## Start
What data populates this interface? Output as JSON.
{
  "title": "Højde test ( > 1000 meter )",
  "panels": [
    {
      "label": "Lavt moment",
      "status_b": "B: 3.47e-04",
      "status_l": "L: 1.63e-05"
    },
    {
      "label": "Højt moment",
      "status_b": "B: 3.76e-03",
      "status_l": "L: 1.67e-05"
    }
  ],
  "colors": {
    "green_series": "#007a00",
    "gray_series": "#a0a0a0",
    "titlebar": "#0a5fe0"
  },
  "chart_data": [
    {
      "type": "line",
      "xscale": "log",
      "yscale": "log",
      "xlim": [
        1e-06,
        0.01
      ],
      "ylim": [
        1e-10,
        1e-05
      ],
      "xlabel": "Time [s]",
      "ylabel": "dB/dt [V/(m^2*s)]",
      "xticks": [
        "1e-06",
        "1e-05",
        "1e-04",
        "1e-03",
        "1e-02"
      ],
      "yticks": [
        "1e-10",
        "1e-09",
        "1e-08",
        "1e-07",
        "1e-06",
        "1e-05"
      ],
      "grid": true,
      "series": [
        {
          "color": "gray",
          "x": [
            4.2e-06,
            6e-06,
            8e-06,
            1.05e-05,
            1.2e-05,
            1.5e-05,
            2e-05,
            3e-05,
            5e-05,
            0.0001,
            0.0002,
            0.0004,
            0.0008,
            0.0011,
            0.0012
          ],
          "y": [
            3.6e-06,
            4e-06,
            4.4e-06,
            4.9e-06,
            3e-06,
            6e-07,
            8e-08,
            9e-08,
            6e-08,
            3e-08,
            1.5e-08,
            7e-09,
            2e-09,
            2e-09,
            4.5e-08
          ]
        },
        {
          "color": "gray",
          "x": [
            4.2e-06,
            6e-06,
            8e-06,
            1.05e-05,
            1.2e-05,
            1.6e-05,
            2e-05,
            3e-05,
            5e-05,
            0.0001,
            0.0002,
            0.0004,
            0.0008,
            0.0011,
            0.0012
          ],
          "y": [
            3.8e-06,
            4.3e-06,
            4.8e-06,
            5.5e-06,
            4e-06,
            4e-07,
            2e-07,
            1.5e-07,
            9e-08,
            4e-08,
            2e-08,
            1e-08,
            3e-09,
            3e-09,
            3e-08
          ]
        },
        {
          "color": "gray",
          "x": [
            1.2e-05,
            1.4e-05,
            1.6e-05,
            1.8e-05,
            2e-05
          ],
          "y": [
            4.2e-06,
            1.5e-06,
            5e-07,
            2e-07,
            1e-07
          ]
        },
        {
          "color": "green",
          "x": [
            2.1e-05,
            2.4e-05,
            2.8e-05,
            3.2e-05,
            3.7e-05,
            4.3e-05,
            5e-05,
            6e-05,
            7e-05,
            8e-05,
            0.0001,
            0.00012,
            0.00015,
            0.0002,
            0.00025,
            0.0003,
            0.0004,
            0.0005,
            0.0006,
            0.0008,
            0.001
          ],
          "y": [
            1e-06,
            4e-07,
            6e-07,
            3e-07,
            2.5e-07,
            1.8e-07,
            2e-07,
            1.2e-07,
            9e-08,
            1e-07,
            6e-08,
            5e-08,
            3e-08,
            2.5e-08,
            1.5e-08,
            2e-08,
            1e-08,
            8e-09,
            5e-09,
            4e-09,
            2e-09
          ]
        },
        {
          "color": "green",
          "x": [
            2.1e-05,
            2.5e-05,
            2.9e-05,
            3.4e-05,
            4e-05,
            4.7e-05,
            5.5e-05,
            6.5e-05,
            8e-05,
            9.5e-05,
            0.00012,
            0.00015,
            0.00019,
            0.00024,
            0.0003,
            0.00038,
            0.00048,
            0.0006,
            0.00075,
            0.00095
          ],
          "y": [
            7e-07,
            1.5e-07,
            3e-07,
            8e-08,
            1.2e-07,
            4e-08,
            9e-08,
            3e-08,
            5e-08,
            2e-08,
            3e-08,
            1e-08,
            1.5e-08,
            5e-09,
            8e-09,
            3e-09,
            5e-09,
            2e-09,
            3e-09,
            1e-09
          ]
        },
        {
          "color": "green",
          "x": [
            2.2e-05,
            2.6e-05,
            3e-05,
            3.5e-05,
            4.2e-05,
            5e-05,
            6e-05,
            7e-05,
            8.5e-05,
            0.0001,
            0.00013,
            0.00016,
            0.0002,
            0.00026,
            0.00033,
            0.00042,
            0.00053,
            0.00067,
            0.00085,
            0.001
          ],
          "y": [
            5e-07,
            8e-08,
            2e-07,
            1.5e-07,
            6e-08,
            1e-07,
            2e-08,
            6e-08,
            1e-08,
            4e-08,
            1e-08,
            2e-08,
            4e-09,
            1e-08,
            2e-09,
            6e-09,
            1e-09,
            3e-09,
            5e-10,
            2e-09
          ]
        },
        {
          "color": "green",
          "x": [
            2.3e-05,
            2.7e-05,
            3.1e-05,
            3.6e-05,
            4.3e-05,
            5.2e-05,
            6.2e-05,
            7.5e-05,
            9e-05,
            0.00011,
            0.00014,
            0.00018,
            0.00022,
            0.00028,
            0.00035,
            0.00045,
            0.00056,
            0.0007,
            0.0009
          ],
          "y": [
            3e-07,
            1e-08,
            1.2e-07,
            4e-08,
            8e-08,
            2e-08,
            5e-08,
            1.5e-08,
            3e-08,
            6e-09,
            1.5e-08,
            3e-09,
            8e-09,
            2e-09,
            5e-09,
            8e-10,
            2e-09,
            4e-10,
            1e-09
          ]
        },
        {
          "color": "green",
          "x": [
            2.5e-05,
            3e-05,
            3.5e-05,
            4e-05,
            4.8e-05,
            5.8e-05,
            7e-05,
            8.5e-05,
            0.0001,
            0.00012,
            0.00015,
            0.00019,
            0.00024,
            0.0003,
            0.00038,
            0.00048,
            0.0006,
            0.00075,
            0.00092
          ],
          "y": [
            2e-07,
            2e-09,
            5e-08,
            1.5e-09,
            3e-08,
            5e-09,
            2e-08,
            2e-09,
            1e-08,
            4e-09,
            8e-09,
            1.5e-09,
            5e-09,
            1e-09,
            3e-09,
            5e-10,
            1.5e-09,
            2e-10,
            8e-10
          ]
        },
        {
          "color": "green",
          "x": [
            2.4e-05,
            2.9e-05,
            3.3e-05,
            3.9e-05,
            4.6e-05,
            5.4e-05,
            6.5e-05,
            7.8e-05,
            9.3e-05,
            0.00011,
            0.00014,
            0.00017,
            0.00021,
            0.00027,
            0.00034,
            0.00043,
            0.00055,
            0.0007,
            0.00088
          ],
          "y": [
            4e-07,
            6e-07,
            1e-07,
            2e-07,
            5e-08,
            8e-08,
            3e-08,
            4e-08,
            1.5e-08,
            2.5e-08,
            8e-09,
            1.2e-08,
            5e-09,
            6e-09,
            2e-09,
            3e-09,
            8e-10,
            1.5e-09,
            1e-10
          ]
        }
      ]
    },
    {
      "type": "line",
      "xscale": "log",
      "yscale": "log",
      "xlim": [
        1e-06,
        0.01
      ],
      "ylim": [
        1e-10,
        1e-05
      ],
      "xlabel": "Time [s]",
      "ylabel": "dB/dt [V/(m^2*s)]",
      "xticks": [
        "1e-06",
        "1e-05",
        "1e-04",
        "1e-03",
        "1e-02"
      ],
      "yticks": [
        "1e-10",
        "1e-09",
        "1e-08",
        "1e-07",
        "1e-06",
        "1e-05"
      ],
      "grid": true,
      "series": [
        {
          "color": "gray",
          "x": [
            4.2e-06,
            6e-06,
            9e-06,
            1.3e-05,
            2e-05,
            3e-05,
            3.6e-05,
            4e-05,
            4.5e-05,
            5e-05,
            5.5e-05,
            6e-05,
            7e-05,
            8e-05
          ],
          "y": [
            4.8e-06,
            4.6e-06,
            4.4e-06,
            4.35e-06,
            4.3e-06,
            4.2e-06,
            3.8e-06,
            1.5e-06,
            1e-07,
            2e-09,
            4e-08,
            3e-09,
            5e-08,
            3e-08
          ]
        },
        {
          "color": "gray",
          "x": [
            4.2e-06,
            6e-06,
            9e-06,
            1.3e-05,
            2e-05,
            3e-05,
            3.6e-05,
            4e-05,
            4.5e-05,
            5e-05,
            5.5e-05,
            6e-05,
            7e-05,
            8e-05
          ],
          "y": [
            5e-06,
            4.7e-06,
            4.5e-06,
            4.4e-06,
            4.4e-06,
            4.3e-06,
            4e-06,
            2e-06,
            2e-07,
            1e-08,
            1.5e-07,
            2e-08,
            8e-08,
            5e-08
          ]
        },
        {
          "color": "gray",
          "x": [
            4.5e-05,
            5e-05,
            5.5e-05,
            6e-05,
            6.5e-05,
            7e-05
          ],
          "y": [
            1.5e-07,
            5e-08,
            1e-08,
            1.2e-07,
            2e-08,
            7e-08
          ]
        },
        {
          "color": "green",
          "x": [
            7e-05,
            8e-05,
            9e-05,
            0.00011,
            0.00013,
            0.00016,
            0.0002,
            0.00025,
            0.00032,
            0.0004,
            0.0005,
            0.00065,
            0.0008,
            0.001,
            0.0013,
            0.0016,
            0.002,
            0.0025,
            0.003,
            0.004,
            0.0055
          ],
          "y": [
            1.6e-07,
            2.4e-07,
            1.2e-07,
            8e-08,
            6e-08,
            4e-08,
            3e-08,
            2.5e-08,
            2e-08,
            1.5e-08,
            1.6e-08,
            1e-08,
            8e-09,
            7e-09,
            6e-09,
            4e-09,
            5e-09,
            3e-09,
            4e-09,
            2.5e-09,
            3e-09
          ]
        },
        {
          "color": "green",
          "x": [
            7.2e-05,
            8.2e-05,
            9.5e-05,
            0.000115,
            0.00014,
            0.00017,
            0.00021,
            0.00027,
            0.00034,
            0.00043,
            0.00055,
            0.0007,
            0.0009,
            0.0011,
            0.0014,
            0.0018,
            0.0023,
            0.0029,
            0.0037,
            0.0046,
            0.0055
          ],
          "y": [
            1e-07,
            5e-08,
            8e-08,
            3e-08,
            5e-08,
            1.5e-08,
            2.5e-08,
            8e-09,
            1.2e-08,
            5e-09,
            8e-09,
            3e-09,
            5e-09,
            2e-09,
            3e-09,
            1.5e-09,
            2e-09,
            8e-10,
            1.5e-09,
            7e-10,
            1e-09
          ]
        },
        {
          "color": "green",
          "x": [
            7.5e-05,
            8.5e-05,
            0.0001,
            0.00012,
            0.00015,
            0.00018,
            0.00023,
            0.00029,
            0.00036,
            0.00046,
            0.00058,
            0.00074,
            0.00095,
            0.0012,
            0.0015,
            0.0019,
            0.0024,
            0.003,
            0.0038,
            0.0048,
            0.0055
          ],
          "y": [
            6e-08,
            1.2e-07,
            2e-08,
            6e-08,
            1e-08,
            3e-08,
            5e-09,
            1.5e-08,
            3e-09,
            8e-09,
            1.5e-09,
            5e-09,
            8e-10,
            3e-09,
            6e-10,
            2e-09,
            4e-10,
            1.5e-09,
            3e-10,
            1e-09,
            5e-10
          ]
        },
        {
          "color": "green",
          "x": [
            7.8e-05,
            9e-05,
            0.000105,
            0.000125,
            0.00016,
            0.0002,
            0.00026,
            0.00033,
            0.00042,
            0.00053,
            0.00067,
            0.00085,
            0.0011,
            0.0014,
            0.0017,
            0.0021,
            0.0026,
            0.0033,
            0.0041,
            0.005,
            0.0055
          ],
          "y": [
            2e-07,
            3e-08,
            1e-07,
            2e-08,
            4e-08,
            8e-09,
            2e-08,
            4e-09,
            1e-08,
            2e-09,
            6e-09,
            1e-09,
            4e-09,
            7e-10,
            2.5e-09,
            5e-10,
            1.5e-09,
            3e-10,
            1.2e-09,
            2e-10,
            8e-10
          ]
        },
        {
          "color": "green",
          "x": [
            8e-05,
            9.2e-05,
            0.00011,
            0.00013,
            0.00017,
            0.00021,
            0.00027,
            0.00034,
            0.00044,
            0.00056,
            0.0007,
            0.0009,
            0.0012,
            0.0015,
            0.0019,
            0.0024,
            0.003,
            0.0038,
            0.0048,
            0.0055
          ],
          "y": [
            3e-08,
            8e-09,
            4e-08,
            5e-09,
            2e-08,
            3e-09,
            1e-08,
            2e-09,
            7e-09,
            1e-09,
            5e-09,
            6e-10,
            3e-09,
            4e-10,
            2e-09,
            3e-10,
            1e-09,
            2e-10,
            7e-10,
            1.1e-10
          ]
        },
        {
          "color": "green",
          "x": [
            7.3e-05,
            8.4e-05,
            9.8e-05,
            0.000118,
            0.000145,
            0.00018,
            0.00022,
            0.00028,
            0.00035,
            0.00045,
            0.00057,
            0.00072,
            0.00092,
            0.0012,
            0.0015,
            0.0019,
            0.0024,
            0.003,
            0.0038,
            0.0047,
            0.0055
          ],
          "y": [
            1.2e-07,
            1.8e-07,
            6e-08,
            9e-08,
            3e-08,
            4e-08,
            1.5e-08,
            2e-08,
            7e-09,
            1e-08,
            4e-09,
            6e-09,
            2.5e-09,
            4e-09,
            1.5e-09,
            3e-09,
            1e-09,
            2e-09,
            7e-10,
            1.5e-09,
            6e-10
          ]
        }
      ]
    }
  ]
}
## End
### Aim
Pick out every line above that contains the word "moment" and copy it.

### Task result
      "label": "Lavt moment",
      "label": "Højt moment",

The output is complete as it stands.